*Extract*:

★ ★ ★ ★ ★

Fix this by considering memblock allocations in the initial static
initialization estimation.  Move the max_initialise to
reset_deferred_meminit and implement a simple memblock_reserved_memory
helper which iterates all reserved blocks and sums the size of all that
start below the given address.  The cumulative size is than added on top
of the initial estimation.  This is still not ideal because
reset_deferred_meminit doesn't consider holes and so reservation might
be above the initial estimation whihch we ignore but let's make the
logic simpler until we really need to handle more complicated cases.

Fixes: 3a80a7fa7989 ("mm: meminit: initialise a subset of struct pages if CONFIG_DEFERRED_STRUCT_PAGE_INIT is set")
Link: http://lkml.kernel.org/r/20170531104010.GI27783@dhcp22.suse.cz
Signed-off-by: Michal Hocko <mhocko@suse.com>
Acked-by: Mel Gorman <mgorman@suse.de>
Tested-by: Srikar Dronamraju <srikar@linux.vnet.ibm.com>
Signed-off-by: Andrew Morton <akpm@linux-foundation.org>
Signed-off-by: Linus Torvalds <torvalds@linux-foundation.org>
Signed-off-by: Greg Kroah-Hartman <gregkh@linuxfoundation.org>

---
 include/linux/memblock.h |    8 ++++++++
 include/linux/mmzone.h   |    1 +
 mm/memblock.c            |   23 +++++++++++++++++++++++
 mm/page_alloc.c          |   24 ++++++++++++++++++++++--
 4 files changed, 54 insertions(+), 2 deletions(-)

--- a/include/linux/memblock.h
+++ b/include/linux/memblock.h
@@ -408,11 +408,19 @@ static inline void early_memtest(phys_ad
 }
 #endif
 
+extern unsigned long memblock_reserved_memory_within(phys_addr_t start_addr,
+		phys_addr_t end_addr);
 #else
 static inline phys_addr_t memblock_alloc(phys_addr_t size, phys_addr_t align)

★ ★ ★ ★ ★

*Information supplied*:
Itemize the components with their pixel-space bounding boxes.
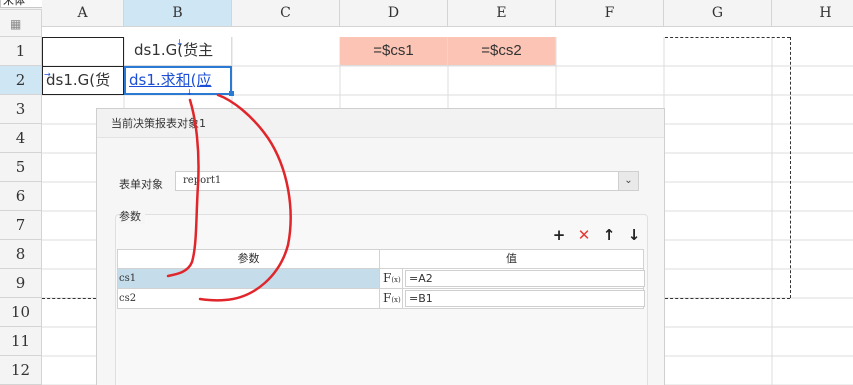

★ ★ ★ ★ ★

*What to work on*:
a: Return the part of the memory-initialization patch that opens with the words containing "Fix this by" and closes with "more complicated cases.", copying it word for word.
b: According to the summary in the memory-initialization patch, how many files does the patch change?
c: Extend the memory-initialization patch by continuing it from the point where it stops.

*Results by task*:
a:
Fix this by considering memblock allocations in the initial static
initialization estimation.  Move the max_initialise to
reset_deferred_meminit and implement a simple memblock_reserved_memory
helper which iterates all reserved blocks and sums the size of all that
start below the given address.  The cumulative size is than added on top
of the initial estimation.  This is still not ideal because
reset_deferred_meminit doesn't consider holes and so reservation might
be above the initial estimation whihch we ignore but let's make the
logic simpler until we really need to handle more complicated cases.

b: Four files.

c:
 {
 	return 0;
 }
+
+static inline unsigned long memblock_reserved_memory_within(phys_addr_t start_addr,
+		phys_addr_t end_addr)
+{
+	return 0;
+}
 
 #endif /* CONFIG_HAVE_MEMBLOCK */
 
--- a/include/linux/mmzone.h
+++ b/include/linux/mmzone.h
@@ -688,6 +688,7 @@ typedef struct pglist_data {
 	 * is the first PFN that needs to be initialised.
 	 */
 	unsigned long first_deferred_pfn;
+	unsigned long static_init_size;
 #endif /* CONFIG_DEFERRED_STRUCT_PAGE_INIT */
 } pg_data_t;
 
--- a/mm/memblock.c
+++ b/mm/memblock.c
@@ -1634,6 +1634,29 @@ static void __init_memblock memblock_dum
 	}
 }
 
+extern unsigned long __init_memblock
+memblock_reserved_memory_within(phys_addr_t start_addr, phys_addr_t end_addr)
+{
+	struct memblock_region *rgn;
+	unsigned long size = 0;
+	int idx;
+
+	for_each_memblock_type((&memblock.reserved), rgn) {
+		phys_addr_t start, end;
+
+		if (rgn->base + rgn->size < start_addr)
+			continue;
+		if (rgn->base > end_addr)
+			continue;
+
+		start = rgn->base;
+		end = start + rgn->size;
+		size += end - start;
+	}
+
+	return size;
+}
+
 void __init_memblock __memblock_dump_all(void)
 {
 	pr_info("MEMBLOCK configuration:\n");
--- a/mm/page_alloc.c
+++ b/mm/page_alloc.c
@@ -269,6 +269,26 @@ int page_group_by_mobility_disabled __re
 #ifdef CONFIG_DEFERRED_STRUCT_PAGE_INIT
 static inline void reset_deferred_meminit(pg_data_t *pgdat)
 {
+	unsigned long max_initialise;
+	unsigned long reserved_lowmem;
+
+	/*
+	 * Initialise at least 2G of a node but also take into account that
+	 * two large system hashes that can take up 1GB for 0.25TB/node.
+	 */
+	max_initialise = max(2UL << (30 - PAGE_SHIFT),
+		(pgdat->node_spanned_pages >> 8));
+
+	/*
+	 * Compensate the all the memblock reservations (e.g. crash kernel)
+	 * from the initial estimation to make sure we will initialize enough
+	 * memory to boot.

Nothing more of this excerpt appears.